## What the exercise asks
Images are to be left out; everything else in the listing should be repeated exactly.

## Data provided
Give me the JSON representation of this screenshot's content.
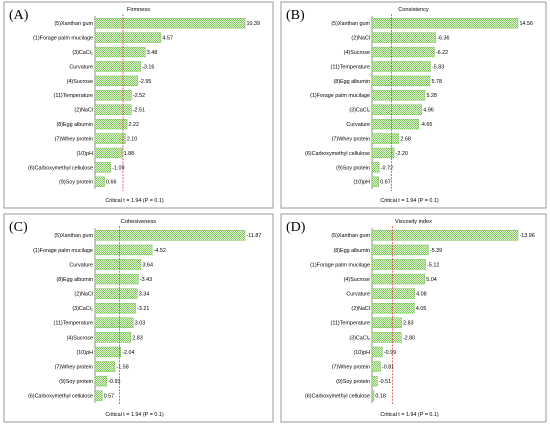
{
  "critical_label": "Critical t = 1.94 (P = 0.1)",
  "colors": {
    "bar": "#7ec95a",
    "bar_light": "#e6f5dc",
    "critical_line": "#d22222",
    "frame": "#9a9a9a"
  },
  "chart_data": [
    {
      "type": "bar",
      "orientation": "horizontal",
      "panel": "(A)",
      "title": "Firmness",
      "critical_t": 1.94,
      "xlim": [
        0,
        10.39
      ],
      "categories": [
        "(5)Xanthan gum",
        "(1)Forage palm mucilage",
        "(3)CaCl₂",
        "Curvature",
        "(4)Sucrose",
        "(11)Temperature",
        "(2)NaCl",
        "(8)Egg albumin",
        "(7)Whey protein",
        "(10)pH",
        "(6)Carboxymethyl cellulose",
        "(9)Soy protein"
      ],
      "values": [
        10.39,
        4.57,
        3.48,
        3.16,
        2.95,
        2.52,
        2.51,
        2.22,
        2.1,
        1.88,
        1.09,
        0.66
      ],
      "labels": [
        "10.39",
        "4.57",
        "3.48",
        "-3.16",
        "-2.95",
        "-2.52",
        "-2.51",
        "2.22",
        "2.10",
        "1.88",
        "-1.09",
        "0.66"
      ]
    },
    {
      "type": "bar",
      "orientation": "horizontal",
      "panel": "(B)",
      "title": "Consistency",
      "critical_t": 1.94,
      "xlim": [
        0,
        14.56
      ],
      "categories": [
        "(5)Xanthan gum",
        "(2)NaCl",
        "(4)Sucrose",
        "(11)Temperature",
        "(8)Egg albumin",
        "(1)Forage palm mucilage",
        "(3)CaCl₂",
        "Curvature",
        "(7)Whey protein",
        "(6)Carboxymethyl cellulose",
        "(9)Soy protein",
        "(10)pH"
      ],
      "values": [
        14.56,
        6.36,
        6.22,
        5.83,
        5.78,
        5.28,
        4.96,
        4.65,
        2.68,
        2.2,
        0.72,
        0.67
      ],
      "labels": [
        "14.56",
        "-6.36",
        "-6.22",
        "-5.83",
        "5.78",
        "5.28",
        "4.96",
        "-4.65",
        "2.68",
        "-2.20",
        "-0.72",
        "0.67"
      ]
    },
    {
      "type": "bar",
      "orientation": "horizontal",
      "panel": "(C)",
      "title": "Cohesiveness",
      "critical_t": 1.94,
      "xlim": [
        0,
        11.87
      ],
      "categories": [
        "(5)Xanthan gum",
        "(1)Forage palm mucilage",
        "Curvature",
        "(8)Egg albumin",
        "(2)NaCl",
        "(3)CaCl₂",
        "(11)Temperature",
        "(4)Sucrose",
        "(10)pH",
        "(7)Whey protein",
        "(9)Soy protein",
        "(6)Carboxymethyl cellulose"
      ],
      "values": [
        11.87,
        4.52,
        3.64,
        3.43,
        3.34,
        3.21,
        3.03,
        2.83,
        2.04,
        1.58,
        0.93,
        0.57
      ],
      "labels": [
        "-11.87",
        "-4.52",
        "3.64",
        "-3.43",
        "3.34",
        "-3.21",
        "3.03",
        "2.83",
        "-2.04",
        "-1.58",
        "-0.93",
        "0.57"
      ]
    },
    {
      "type": "bar",
      "orientation": "horizontal",
      "panel": "(D)",
      "title": "Viscosity index",
      "critical_t": 1.94,
      "xlim": [
        0,
        13.96
      ],
      "categories": [
        "(5)Xanthan gum",
        "(8)Egg albumin",
        "(1)Forage palm mucilage",
        "(4)Sucrose",
        "Curvature",
        "(2)NaCl",
        "(11)Temperature",
        "(3)CaCl₂",
        "(10)pH",
        "(7)Whey protein",
        "(9)Soy protein",
        "(6)Carboxymethyl cellulose"
      ],
      "values": [
        13.96,
        5.39,
        5.12,
        5.04,
        4.08,
        4.05,
        2.83,
        2.8,
        0.99,
        0.81,
        0.51,
        0.18
      ],
      "labels": [
        "-13.96",
        "-5.39",
        "-5.12",
        "5.04",
        "4.08",
        "4.05",
        "2.83",
        "-2.80",
        "-0.99",
        "-0.81",
        "-0.51",
        "0.18"
      ]
    }
  ]
}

## Exercise result
Give me the JSON representation of this screenshot's content.
{
  "critical_label": "Critical t = 1.94 (P = 0.1)",
  "colors": {
    "bar": "#7ec95a",
    "bar_light": "#e6f5dc",
    "critical_line": "#d22222",
    "frame": "#9a9a9a"
  },
  "chart_data": [
    {
      "type": "bar",
      "orientation": "horizontal",
      "panel": "(A)",
      "title": "Firmness",
      "critical_t": 1.94,
      "xlim": [
        0,
        10.39
      ],
      "categories": [
        "(5)Xanthan gum",
        "(1)Forage palm mucilage",
        "(3)CaCl₂",
        "Curvature",
        "(4)Sucrose",
        "(11)Temperature",
        "(2)NaCl",
        "(8)Egg albumin",
        "(7)Whey protein",
        "(10)pH",
        "(6)Carboxymethyl cellulose",
        "(9)Soy protein"
      ],
      "values": [
        10.39,
        4.57,
        3.48,
        3.16,
        2.95,
        2.52,
        2.51,
        2.22,
        2.1,
        1.88,
        1.09,
        0.66
      ],
      "labels": [
        "10.39",
        "4.57",
        "3.48",
        "-3.16",
        "-2.95",
        "-2.52",
        "-2.51",
        "2.22",
        "2.10",
        "1.88",
        "-1.09",
        "0.66"
      ]
    },
    {
      "type": "bar",
      "orientation": "horizontal",
      "panel": "(B)",
      "title": "Consistency",
      "critical_t": 1.94,
      "xlim": [
        0,
        14.56
      ],
      "categories": [
        "(5)Xanthan gum",
        "(2)NaCl",
        "(4)Sucrose",
        "(11)Temperature",
        "(8)Egg albumin",
        "(1)Forage palm mucilage",
        "(3)CaCl₂",
        "Curvature",
        "(7)Whey protein",
        "(6)Carboxymethyl cellulose",
        "(9)Soy protein",
        "(10)pH"
      ],
      "values": [
        14.56,
        6.36,
        6.22,
        5.83,
        5.78,
        5.28,
        4.96,
        4.65,
        2.68,
        2.2,
        0.72,
        0.67
      ],
      "labels": [
        "14.56",
        "-6.36",
        "-6.22",
        "-5.83",
        "5.78",
        "5.28",
        "4.96",
        "-4.65",
        "2.68",
        "-2.20",
        "-0.72",
        "0.67"
      ]
    },
    {
      "type": "bar",
      "orientation": "horizontal",
      "panel": "(C)",
      "title": "Cohesiveness",
      "critical_t": 1.94,
      "xlim": [
        0,
        11.87
      ],
      "categories": [
        "(5)Xanthan gum",
        "(1)Forage palm mucilage",
        "Curvature",
        "(8)Egg albumin",
        "(2)NaCl",
        "(3)CaCl₂",
        "(11)Temperature",
        "(4)Sucrose",
        "(10)pH",
        "(7)Whey protein",
        "(9)Soy protein",
        "(6)Carboxymethyl cellulose"
      ],
      "values": [
        11.87,
        4.52,
        3.64,
        3.43,
        3.34,
        3.21,
        3.03,
        2.83,
        2.04,
        1.58,
        0.93,
        0.57
      ],
      "labels": [
        "-11.87",
        "-4.52",
        "3.64",
        "-3.43",
        "3.34",
        "-3.21",
        "3.03",
        "2.83",
        "-2.04",
        "-1.58",
        "-0.93",
        "0.57"
      ]
    },
    {
      "type": "bar",
      "orientation": "horizontal",
      "panel": "(D)",
      "title": "Viscosity index",
      "critical_t": 1.94,
      "xlim": [
        0,
        13.96
      ],
      "categories": [
        "(5)Xanthan gum",
        "(8)Egg albumin",
        "(1)Forage palm mucilage",
        "(4)Sucrose",
        "Curvature",
        "(2)NaCl",
        "(11)Temperature",
        "(3)CaCl₂",
        "(10)pH",
        "(7)Whey protein",
        "(9)Soy protein",
        "(6)Carboxymethyl cellulose"
      ],
      "values": [
        13.96,
        5.39,
        5.12,
        5.04,
        4.08,
        4.05,
        2.83,
        2.8,
        0.99,
        0.81,
        0.51,
        0.18
      ],
      "labels": [
        "-13.96",
        "-5.39",
        "-5.12",
        "5.04",
        "4.08",
        "4.05",
        "2.83",
        "-2.80",
        "-0.99",
        "-0.81",
        "-0.51",
        "0.18"
      ]
    }
  ]
}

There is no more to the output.